# [Exercise instructions]
Please copy out every line in the records below that includes the word "Reclam".

# [Source information]
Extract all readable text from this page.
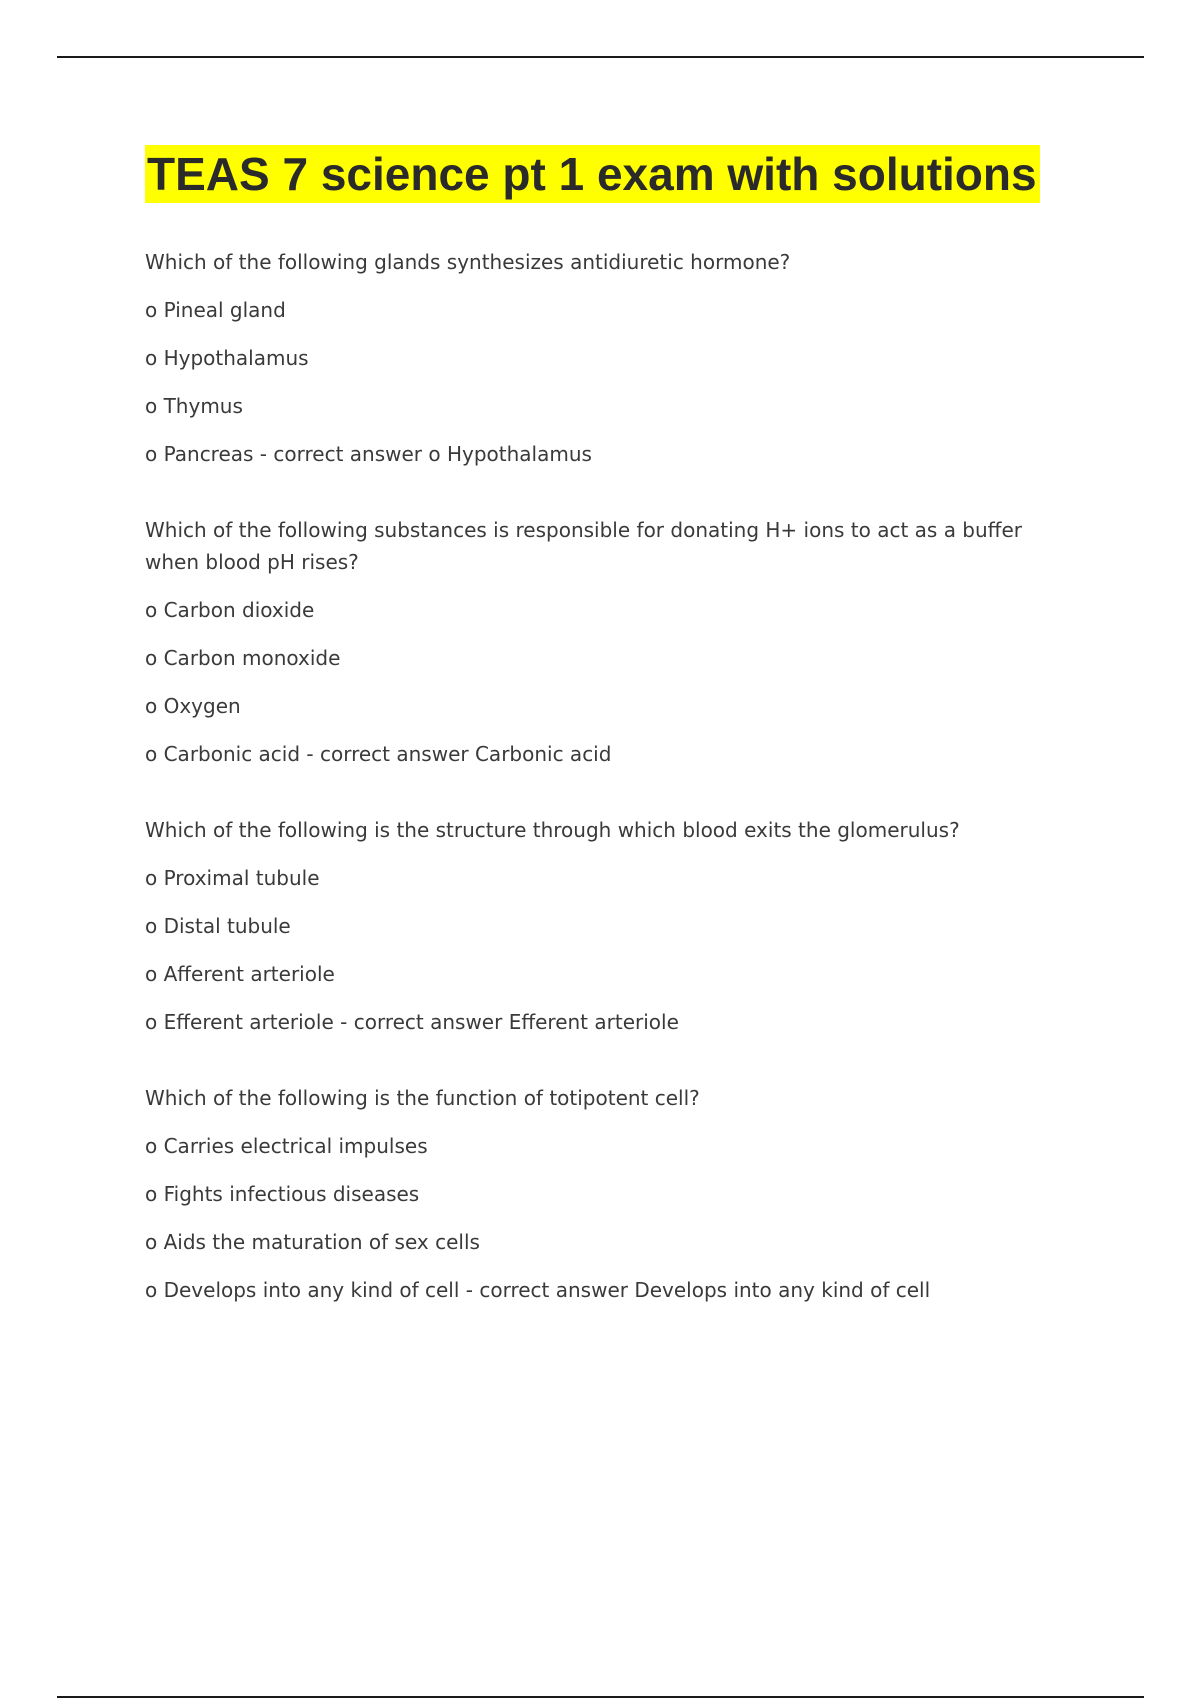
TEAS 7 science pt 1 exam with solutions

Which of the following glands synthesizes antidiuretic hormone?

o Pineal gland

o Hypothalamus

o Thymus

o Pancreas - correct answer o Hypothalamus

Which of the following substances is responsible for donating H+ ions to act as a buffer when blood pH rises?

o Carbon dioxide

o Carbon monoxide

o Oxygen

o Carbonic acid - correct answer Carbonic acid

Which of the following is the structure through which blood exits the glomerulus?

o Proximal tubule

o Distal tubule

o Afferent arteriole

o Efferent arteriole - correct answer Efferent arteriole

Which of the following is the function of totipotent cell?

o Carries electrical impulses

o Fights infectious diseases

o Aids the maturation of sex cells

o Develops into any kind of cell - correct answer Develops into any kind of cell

---

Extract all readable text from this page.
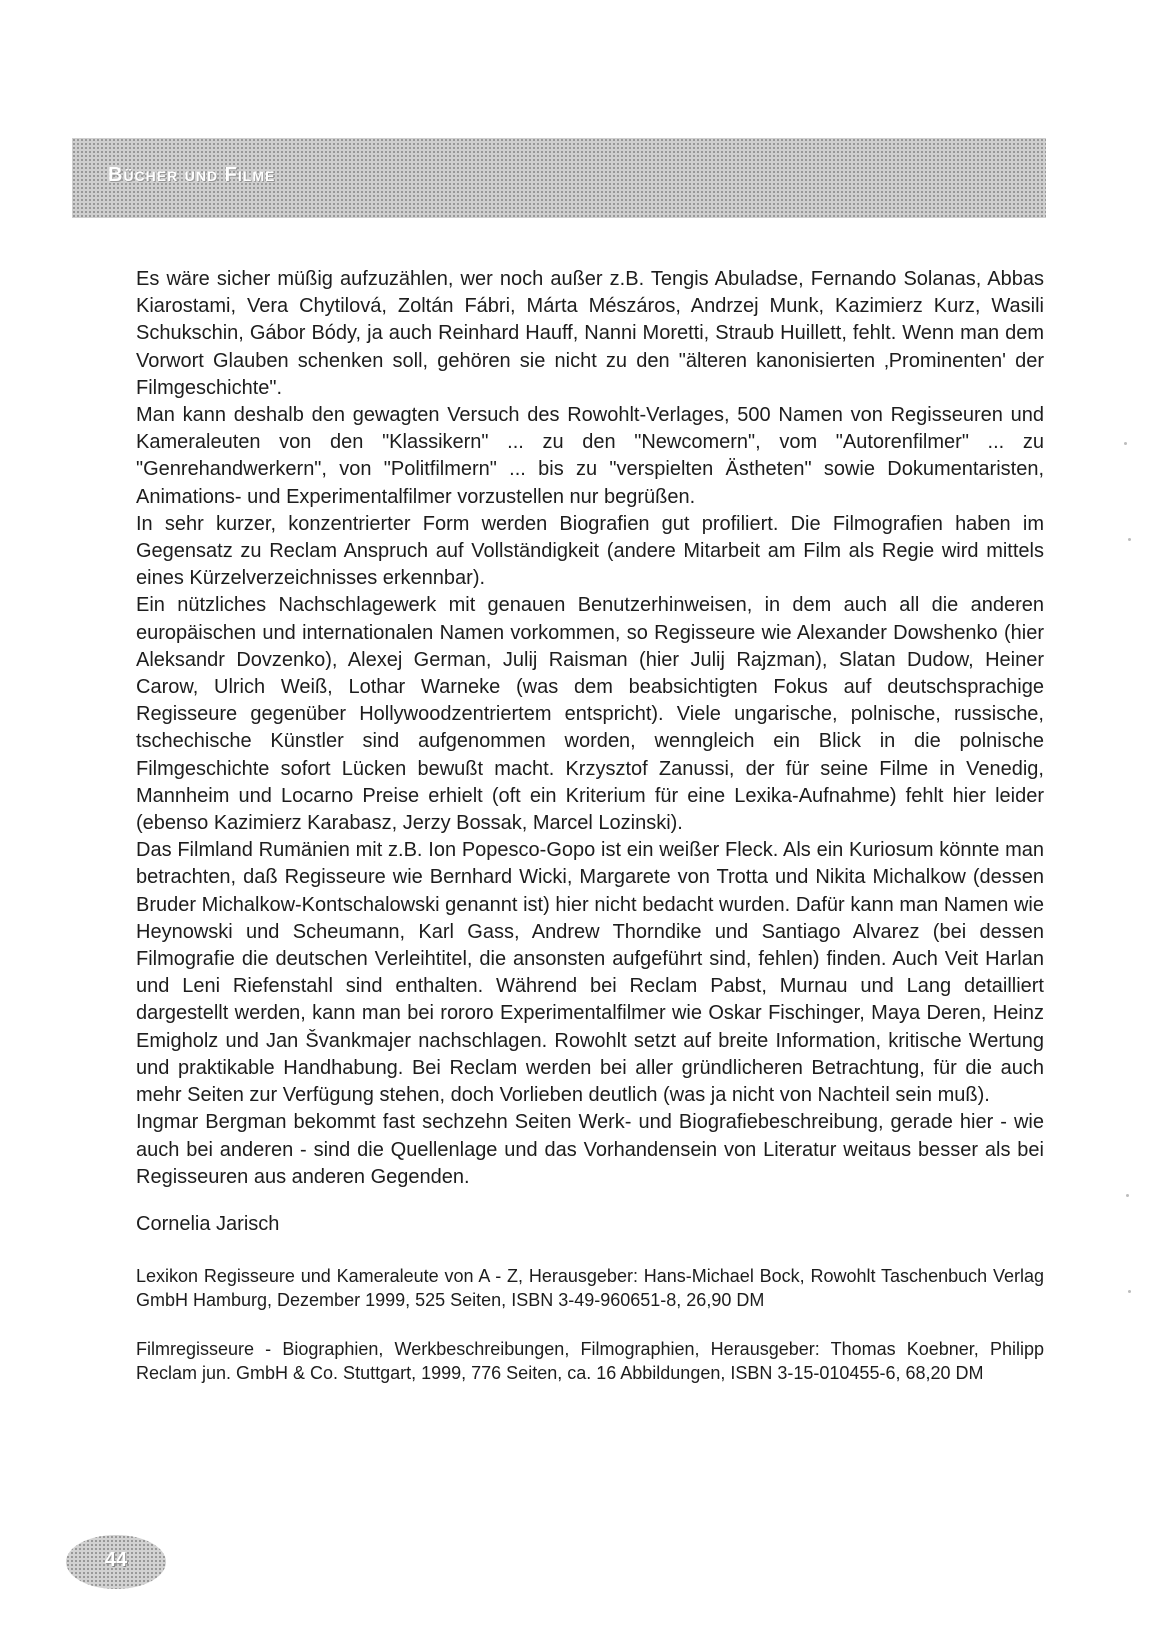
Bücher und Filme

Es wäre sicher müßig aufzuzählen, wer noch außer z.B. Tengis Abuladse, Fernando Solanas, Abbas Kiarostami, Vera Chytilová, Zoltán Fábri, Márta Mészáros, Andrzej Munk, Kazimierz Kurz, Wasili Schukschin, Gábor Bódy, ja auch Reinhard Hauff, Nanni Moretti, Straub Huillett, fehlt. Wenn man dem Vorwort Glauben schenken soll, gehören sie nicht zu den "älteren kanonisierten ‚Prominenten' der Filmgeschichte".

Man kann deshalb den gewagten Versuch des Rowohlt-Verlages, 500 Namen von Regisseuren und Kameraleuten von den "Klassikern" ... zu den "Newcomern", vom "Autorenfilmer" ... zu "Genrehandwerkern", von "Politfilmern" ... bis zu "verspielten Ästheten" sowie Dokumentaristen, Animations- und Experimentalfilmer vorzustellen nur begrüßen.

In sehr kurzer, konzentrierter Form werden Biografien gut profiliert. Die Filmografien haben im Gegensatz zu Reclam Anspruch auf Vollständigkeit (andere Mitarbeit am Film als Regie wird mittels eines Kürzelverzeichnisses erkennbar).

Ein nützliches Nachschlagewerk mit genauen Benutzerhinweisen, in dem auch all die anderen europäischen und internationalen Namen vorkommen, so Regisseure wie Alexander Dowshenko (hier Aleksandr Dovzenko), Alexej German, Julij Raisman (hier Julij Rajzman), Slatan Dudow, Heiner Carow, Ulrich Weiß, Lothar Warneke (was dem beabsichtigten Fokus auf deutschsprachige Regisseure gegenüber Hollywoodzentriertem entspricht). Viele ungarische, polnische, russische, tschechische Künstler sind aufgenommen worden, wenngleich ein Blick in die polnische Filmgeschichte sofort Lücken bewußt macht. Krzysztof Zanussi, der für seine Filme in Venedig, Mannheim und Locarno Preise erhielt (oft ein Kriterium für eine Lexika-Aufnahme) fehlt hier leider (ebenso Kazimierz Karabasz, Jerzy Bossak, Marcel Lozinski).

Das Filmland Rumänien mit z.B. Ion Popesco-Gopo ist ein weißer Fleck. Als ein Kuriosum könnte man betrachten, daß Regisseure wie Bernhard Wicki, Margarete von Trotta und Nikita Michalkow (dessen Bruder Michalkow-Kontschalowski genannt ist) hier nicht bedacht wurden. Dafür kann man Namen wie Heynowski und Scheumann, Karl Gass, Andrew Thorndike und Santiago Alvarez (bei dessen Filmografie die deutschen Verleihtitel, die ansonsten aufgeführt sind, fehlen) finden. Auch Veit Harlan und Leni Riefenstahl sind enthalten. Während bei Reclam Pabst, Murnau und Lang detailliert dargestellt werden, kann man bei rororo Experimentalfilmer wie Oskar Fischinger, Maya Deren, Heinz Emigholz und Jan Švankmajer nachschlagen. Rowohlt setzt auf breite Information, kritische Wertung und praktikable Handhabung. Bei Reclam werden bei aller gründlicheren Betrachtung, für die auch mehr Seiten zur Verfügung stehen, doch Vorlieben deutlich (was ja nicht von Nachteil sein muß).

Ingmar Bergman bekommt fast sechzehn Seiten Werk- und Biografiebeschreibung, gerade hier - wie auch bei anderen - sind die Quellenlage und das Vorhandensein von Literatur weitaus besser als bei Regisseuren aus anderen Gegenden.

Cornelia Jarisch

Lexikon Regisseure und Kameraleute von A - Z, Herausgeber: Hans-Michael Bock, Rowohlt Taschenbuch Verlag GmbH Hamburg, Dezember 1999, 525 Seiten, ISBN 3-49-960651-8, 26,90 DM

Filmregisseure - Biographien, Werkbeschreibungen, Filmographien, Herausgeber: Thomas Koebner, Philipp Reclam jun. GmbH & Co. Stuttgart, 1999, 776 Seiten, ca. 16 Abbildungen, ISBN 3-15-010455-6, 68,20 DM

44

# [Written solution]
In sehr kurzer, konzentrierter Form werden Biografien gut profiliert. Die Filmografien haben im Gegensatz zu Reclam Anspruch auf Vollständigkeit (andere Mitarbeit am Film als Regie wird mittels eines Kürzelverzeichnisses erkennbar).
Das Filmland Rumänien mit z.B. Ion Popesco-Gopo ist ein weißer Fleck. Als ein Kuriosum könnte man betrachten, daß Regisseure wie Bernhard Wicki, Margarete von Trotta und Nikita Michalkow (dessen Bruder Michalkow-Kontschalowski genannt ist) hier nicht bedacht wurden. Dafür kann man Namen wie Heynowski und Scheumann, Karl Gass, Andrew Thorndike und Santiago Alvarez (bei dessen Filmografie die deutschen Verleihtitel, die ansonsten aufgeführt sind, fehlen) finden. Auch Veit Harlan und Leni Riefenstahl sind enthalten. Während bei Reclam Pabst, Murnau und Lang detailliert dargestellt werden, kann man bei rororo Experimentalfilmer wie Oskar Fischinger, Maya Deren, Heinz Emigholz und Jan Švankmajer nachschlagen. Rowohlt setzt auf breite Information, kritische Wertung und praktikable Handhabung. Bei Reclam werden bei aller gründlicheren Betrachtung, für die auch mehr Seiten zur Verfügung stehen, doch Vorlieben deutlich (was ja nicht von Nachteil sein muß).
Filmregisseure - Biographien, Werkbeschreibungen, Filmographien, Herausgeber: Thomas Koebner, Philipp Reclam jun. GmbH & Co. Stuttgart, 1999, 776 Seiten, ca. 16 Abbildungen, ISBN 3-15-010455-6, 68,20 DM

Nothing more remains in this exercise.